WRITTEN TASK: Find the lines of data that contain the string "Settings", then list them.

[Stored data entries]

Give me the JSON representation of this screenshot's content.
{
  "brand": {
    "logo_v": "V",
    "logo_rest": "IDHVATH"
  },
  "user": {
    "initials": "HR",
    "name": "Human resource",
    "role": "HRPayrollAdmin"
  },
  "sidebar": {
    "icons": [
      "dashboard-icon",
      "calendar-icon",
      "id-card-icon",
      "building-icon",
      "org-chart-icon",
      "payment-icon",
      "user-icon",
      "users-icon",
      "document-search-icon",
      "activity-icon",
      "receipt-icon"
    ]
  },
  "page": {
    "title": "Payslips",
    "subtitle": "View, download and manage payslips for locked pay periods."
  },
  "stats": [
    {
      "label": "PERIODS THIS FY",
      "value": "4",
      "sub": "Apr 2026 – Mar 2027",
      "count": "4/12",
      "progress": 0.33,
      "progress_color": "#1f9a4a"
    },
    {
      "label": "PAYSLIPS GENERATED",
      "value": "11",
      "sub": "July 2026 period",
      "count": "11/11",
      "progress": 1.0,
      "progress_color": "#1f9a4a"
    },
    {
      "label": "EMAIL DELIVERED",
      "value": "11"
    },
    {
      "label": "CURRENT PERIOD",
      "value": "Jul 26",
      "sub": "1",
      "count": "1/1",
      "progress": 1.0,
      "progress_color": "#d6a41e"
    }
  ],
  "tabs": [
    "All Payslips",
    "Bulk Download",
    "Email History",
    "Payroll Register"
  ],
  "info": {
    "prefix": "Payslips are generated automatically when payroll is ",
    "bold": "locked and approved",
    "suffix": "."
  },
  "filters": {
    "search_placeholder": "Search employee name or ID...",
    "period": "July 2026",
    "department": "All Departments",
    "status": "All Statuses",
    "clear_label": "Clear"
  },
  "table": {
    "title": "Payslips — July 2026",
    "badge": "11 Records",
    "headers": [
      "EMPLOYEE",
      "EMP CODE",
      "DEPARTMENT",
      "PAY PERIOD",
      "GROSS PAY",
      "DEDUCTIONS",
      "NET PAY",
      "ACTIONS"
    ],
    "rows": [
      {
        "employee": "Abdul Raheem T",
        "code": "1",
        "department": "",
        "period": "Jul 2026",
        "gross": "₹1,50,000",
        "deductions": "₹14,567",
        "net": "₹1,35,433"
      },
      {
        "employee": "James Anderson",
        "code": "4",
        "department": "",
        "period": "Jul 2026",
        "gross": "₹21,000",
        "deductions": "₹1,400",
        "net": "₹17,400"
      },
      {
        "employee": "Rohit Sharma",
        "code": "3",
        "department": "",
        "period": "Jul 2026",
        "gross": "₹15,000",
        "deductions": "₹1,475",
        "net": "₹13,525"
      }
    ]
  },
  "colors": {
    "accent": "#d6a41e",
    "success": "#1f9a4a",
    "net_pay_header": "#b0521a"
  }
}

* * *

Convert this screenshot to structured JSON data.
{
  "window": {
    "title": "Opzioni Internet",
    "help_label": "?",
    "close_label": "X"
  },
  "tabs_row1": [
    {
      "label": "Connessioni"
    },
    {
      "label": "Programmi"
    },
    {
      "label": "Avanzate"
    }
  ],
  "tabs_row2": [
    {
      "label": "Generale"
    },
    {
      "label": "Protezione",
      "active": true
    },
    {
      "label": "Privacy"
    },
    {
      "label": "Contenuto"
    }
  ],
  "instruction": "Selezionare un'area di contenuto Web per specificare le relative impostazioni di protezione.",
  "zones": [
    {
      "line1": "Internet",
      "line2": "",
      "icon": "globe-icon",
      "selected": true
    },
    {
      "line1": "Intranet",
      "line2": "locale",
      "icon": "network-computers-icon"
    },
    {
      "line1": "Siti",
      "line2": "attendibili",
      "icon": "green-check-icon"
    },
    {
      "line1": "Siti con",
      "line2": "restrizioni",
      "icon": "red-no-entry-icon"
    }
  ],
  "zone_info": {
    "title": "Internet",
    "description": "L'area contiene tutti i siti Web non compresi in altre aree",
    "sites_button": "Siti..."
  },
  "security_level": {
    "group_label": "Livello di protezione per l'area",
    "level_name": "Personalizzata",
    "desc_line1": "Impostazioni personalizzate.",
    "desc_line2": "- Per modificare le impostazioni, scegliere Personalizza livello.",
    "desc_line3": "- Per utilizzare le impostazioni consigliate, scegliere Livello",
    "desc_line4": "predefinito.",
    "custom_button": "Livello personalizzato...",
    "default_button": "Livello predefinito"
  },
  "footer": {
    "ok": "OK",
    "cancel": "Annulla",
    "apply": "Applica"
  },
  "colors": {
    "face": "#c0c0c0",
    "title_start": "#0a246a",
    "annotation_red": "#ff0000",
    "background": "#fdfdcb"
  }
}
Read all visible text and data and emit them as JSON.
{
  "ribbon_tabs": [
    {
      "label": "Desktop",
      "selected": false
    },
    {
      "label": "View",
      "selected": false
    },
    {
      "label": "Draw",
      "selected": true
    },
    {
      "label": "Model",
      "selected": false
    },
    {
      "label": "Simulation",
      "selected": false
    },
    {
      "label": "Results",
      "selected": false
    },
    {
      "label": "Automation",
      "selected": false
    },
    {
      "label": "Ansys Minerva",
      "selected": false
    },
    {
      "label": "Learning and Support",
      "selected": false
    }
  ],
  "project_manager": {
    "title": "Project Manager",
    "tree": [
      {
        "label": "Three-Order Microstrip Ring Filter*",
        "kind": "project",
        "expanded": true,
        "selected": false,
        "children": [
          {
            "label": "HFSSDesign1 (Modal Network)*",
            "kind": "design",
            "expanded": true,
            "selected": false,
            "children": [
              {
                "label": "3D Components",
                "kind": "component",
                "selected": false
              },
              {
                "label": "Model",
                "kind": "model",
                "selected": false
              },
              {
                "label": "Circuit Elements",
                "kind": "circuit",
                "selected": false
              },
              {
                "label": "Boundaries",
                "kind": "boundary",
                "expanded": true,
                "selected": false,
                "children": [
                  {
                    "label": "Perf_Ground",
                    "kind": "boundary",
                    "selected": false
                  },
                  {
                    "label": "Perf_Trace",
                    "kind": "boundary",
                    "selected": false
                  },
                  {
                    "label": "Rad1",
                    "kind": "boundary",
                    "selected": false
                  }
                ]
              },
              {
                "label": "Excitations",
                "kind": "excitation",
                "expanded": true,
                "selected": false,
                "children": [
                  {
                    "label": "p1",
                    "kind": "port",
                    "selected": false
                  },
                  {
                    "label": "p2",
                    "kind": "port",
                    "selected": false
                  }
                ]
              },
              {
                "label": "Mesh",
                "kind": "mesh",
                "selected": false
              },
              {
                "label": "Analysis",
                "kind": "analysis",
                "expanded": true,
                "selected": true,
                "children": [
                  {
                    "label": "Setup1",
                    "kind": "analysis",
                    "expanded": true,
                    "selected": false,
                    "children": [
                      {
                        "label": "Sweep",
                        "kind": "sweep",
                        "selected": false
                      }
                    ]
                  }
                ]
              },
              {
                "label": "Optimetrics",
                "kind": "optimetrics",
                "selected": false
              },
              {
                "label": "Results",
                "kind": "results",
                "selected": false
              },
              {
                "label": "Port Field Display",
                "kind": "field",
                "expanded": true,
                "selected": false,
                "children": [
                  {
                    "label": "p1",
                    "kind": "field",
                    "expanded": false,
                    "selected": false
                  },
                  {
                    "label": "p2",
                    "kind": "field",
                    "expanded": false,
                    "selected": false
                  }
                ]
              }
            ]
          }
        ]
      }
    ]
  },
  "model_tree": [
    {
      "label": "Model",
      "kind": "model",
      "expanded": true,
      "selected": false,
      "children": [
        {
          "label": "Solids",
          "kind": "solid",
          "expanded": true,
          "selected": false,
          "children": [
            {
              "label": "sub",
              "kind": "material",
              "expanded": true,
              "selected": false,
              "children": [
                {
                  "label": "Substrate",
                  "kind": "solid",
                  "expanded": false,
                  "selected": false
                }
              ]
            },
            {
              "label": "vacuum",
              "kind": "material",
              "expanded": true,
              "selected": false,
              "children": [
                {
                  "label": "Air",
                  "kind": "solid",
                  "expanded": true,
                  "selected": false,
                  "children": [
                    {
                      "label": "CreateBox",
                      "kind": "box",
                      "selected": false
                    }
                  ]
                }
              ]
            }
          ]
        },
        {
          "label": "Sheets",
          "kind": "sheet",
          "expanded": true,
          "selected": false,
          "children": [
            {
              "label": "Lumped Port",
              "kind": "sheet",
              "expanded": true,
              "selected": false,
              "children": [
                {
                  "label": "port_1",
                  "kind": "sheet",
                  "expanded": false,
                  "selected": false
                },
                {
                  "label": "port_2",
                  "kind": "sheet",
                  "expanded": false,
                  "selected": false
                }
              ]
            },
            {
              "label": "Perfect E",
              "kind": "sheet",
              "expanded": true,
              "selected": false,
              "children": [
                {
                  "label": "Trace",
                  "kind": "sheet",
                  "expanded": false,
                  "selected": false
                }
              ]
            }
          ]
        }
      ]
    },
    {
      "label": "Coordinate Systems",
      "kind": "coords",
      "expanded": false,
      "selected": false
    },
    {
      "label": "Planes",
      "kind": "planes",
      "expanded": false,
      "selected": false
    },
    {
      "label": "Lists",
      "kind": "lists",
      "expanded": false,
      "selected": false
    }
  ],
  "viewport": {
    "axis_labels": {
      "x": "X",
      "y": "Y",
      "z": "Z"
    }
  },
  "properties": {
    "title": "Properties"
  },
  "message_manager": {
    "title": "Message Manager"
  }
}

--

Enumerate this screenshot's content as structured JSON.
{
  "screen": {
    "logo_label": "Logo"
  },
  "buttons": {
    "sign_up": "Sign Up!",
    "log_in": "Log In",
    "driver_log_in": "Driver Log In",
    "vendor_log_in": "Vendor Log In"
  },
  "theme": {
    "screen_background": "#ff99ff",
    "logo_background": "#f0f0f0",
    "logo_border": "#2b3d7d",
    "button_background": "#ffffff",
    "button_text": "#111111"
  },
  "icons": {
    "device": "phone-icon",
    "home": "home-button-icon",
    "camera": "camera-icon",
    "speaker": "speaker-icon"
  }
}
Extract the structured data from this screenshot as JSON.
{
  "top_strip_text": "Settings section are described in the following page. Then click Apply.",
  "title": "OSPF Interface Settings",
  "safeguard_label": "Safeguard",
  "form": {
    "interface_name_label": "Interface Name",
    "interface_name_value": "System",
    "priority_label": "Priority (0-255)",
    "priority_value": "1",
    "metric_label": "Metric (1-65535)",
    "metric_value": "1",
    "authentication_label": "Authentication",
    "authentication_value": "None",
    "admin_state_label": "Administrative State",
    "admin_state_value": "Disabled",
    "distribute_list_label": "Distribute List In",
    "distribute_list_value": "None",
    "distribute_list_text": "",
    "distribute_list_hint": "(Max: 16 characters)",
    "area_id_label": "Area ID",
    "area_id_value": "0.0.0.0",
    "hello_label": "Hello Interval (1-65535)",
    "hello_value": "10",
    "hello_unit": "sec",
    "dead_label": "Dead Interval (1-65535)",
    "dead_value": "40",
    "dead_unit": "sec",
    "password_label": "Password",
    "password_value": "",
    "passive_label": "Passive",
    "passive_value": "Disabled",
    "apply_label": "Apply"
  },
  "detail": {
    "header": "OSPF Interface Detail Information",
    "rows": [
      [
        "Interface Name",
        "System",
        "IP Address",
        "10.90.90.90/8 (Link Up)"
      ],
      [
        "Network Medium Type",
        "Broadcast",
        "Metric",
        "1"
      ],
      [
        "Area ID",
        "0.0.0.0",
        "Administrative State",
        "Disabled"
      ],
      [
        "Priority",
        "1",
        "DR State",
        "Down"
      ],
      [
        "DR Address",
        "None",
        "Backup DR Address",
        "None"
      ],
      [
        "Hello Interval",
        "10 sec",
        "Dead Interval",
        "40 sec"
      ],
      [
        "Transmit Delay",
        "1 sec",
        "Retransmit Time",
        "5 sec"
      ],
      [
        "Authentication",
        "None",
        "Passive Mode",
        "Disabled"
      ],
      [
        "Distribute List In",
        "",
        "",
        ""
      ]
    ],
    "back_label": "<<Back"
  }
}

ANSWER FOR THIS EXERCISE:
  "top_strip_text": "Settings section are described in the following page. Then click Apply.",
  "title": "OSPF Interface Settings",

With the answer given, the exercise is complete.